[What the exercise asks]
The expected answer is a single number, namely how many lines in the data below hold the word "Surgery".
Top of Data to examine
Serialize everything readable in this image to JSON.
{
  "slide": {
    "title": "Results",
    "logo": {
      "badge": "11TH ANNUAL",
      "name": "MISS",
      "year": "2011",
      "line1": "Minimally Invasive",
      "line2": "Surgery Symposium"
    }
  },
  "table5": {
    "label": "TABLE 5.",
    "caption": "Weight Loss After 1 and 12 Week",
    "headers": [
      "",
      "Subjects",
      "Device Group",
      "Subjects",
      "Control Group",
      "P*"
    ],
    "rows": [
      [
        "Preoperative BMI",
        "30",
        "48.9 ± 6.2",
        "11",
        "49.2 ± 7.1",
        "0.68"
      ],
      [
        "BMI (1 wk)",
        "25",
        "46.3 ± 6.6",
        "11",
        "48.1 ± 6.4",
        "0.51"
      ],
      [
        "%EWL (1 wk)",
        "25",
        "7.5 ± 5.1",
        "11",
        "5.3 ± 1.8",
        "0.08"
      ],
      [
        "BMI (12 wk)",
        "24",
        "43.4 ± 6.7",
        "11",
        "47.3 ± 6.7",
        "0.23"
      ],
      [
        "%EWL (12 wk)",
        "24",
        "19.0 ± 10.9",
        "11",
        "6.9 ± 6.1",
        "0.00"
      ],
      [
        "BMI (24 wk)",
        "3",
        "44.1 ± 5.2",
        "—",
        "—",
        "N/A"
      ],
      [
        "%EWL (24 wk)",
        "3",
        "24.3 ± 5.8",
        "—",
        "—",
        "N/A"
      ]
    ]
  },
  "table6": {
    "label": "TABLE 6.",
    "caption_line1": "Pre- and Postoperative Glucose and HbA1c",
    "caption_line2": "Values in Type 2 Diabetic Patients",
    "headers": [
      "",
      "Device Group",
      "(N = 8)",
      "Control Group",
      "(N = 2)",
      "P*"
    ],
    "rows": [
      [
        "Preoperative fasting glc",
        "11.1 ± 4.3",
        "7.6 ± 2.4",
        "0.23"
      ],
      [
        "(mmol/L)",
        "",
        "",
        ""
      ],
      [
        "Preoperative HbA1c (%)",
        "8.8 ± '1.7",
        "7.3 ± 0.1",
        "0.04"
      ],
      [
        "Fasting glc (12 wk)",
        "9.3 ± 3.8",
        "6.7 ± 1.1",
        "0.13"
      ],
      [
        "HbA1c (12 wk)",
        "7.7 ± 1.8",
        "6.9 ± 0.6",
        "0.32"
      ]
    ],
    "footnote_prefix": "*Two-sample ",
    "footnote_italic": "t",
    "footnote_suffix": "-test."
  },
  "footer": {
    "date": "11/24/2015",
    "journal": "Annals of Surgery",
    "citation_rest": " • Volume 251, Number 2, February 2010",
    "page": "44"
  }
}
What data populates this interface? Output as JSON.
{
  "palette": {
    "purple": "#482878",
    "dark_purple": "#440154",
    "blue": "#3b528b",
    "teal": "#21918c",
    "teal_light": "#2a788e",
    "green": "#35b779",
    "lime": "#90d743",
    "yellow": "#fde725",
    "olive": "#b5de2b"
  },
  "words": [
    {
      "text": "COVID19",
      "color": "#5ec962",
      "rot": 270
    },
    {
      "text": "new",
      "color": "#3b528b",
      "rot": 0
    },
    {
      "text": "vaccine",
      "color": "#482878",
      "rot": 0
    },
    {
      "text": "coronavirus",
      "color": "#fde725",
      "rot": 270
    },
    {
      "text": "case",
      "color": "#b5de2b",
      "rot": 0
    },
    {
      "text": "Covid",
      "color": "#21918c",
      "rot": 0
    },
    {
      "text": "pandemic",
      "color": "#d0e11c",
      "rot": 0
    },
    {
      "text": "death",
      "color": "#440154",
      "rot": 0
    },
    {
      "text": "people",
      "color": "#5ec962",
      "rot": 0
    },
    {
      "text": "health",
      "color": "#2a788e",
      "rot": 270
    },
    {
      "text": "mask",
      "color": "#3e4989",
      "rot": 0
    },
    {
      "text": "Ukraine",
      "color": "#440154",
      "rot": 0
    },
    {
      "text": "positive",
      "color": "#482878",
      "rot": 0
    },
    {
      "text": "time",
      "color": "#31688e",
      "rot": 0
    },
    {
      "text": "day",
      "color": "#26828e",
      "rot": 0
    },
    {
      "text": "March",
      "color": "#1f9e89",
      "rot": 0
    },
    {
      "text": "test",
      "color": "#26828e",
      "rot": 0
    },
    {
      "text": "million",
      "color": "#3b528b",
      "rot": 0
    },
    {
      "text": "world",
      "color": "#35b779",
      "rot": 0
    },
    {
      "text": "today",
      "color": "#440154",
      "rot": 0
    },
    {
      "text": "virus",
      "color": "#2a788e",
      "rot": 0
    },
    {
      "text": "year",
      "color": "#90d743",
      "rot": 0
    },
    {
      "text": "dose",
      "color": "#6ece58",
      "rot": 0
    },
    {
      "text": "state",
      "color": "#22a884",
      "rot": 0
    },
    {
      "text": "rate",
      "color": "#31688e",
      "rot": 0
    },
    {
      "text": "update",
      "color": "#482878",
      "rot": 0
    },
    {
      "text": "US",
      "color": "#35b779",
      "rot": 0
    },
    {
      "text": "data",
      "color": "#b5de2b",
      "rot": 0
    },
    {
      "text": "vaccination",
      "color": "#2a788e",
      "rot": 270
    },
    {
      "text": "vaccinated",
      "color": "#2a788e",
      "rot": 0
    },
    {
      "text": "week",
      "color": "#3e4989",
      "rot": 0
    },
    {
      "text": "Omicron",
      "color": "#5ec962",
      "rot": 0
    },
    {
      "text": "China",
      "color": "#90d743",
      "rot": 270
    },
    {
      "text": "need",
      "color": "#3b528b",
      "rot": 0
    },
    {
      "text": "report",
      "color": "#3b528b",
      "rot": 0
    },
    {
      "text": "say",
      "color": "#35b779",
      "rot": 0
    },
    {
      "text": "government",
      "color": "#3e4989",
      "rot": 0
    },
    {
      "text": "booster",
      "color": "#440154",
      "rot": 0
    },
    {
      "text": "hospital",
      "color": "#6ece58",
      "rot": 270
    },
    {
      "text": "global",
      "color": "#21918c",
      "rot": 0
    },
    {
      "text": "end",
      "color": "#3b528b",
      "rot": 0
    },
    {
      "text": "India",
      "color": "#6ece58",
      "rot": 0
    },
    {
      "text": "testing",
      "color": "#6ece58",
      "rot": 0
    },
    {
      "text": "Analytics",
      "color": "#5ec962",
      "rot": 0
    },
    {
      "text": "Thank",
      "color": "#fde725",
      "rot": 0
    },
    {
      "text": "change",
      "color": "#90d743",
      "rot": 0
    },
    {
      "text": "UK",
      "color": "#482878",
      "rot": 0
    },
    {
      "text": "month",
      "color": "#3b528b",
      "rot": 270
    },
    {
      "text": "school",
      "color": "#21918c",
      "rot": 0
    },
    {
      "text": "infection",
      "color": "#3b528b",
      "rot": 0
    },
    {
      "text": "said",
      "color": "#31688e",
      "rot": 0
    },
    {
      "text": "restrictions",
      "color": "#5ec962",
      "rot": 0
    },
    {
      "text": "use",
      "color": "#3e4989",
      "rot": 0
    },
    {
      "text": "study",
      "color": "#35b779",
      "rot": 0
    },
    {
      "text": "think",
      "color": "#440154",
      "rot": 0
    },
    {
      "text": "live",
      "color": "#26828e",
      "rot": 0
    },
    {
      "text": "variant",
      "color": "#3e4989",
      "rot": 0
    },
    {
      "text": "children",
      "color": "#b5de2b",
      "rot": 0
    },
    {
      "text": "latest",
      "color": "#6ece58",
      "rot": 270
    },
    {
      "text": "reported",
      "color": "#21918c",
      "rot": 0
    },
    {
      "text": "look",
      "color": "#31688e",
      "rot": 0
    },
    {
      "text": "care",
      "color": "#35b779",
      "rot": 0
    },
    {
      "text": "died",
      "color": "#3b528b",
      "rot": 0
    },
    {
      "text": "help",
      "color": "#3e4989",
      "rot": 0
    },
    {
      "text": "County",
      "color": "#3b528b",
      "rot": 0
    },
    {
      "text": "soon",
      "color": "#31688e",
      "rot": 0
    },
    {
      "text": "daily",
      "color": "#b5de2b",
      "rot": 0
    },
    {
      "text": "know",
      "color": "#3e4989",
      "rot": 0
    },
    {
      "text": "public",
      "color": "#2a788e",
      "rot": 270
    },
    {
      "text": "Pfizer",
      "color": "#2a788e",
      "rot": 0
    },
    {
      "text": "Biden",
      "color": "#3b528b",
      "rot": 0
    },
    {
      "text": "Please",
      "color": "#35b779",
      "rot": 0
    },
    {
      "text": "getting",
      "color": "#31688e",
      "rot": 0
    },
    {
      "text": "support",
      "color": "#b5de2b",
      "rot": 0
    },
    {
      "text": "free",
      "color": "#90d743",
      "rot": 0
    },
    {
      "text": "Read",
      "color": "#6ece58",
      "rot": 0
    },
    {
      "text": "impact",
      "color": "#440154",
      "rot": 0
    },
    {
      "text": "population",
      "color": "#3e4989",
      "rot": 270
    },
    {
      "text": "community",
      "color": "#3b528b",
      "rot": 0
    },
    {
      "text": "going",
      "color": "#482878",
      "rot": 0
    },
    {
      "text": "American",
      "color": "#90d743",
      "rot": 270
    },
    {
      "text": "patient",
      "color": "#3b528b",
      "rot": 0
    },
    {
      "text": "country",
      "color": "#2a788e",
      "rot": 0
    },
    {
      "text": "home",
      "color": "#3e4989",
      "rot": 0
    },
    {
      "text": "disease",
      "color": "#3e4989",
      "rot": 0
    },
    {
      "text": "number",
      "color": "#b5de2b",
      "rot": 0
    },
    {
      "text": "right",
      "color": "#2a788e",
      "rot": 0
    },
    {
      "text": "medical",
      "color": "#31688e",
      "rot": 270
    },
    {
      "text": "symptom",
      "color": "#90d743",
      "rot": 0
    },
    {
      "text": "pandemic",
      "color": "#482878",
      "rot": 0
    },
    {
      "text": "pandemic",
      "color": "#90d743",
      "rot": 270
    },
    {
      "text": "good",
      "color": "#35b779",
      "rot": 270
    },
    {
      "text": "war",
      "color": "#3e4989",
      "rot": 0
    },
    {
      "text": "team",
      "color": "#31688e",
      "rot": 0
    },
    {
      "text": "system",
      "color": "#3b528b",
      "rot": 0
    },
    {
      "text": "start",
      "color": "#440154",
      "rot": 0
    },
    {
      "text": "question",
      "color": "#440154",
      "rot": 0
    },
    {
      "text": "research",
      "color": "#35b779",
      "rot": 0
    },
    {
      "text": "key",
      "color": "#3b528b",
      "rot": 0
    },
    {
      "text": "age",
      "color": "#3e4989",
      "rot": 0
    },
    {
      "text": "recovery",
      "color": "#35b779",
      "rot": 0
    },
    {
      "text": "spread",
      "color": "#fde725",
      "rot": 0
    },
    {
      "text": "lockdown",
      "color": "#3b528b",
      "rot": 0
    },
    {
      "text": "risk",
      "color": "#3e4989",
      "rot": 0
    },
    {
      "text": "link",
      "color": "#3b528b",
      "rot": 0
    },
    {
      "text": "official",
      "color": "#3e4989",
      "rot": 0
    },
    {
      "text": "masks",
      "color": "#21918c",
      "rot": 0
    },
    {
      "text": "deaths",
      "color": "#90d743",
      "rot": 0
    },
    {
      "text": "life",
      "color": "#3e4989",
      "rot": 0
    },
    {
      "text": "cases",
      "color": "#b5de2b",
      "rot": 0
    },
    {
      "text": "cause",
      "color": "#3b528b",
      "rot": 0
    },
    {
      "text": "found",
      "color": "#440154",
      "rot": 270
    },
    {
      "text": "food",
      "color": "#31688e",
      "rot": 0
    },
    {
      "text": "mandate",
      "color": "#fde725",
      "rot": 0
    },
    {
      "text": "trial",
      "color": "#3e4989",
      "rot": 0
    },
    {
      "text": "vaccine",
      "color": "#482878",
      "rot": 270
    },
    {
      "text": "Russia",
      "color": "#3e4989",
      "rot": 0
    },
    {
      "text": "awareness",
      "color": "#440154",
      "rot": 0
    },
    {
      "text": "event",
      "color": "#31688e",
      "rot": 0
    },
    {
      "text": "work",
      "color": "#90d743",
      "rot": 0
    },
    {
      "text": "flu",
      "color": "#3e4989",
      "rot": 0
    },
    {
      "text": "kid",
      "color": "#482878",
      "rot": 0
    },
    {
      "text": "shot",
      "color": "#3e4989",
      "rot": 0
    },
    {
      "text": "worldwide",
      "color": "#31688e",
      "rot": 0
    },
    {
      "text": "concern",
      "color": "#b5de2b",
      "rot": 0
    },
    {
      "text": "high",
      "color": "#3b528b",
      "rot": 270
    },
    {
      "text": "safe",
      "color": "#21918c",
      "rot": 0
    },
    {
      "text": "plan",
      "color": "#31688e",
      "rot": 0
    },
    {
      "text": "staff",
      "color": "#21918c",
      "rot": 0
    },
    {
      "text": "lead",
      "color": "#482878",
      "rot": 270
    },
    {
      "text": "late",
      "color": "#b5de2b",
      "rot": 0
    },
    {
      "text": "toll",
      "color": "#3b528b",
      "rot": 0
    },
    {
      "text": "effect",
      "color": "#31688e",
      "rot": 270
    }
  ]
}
Bottom of Data to examine
[Exercise solution]
2